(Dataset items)
──────────────────────────────

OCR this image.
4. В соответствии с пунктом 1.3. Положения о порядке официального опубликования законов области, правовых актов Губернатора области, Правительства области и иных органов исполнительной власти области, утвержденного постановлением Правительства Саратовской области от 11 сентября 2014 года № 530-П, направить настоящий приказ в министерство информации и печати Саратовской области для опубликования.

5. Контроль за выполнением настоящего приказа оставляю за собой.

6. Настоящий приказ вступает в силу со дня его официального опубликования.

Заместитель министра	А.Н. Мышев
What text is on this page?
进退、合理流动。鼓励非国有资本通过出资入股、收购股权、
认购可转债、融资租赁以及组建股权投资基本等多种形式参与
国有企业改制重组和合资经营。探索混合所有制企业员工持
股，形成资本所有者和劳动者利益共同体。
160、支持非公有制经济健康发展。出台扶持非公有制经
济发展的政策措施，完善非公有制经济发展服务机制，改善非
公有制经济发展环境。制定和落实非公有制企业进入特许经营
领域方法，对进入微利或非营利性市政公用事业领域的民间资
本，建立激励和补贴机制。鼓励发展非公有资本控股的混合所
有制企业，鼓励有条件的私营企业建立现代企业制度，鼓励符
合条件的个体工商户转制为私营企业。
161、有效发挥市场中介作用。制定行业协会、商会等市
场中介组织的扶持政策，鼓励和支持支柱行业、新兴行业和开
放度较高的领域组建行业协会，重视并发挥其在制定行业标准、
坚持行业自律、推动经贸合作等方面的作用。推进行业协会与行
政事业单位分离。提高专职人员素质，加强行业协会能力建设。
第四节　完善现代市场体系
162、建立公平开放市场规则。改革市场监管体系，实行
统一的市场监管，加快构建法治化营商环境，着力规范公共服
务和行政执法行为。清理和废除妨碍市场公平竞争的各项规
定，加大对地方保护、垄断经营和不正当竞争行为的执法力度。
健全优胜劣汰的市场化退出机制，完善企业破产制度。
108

──────────────────────────────

» **OBJECTIVE**:
Read through the entries and copy every line that includes "this".

» **RESPONSE**:
OCR this image.
What text is on this page?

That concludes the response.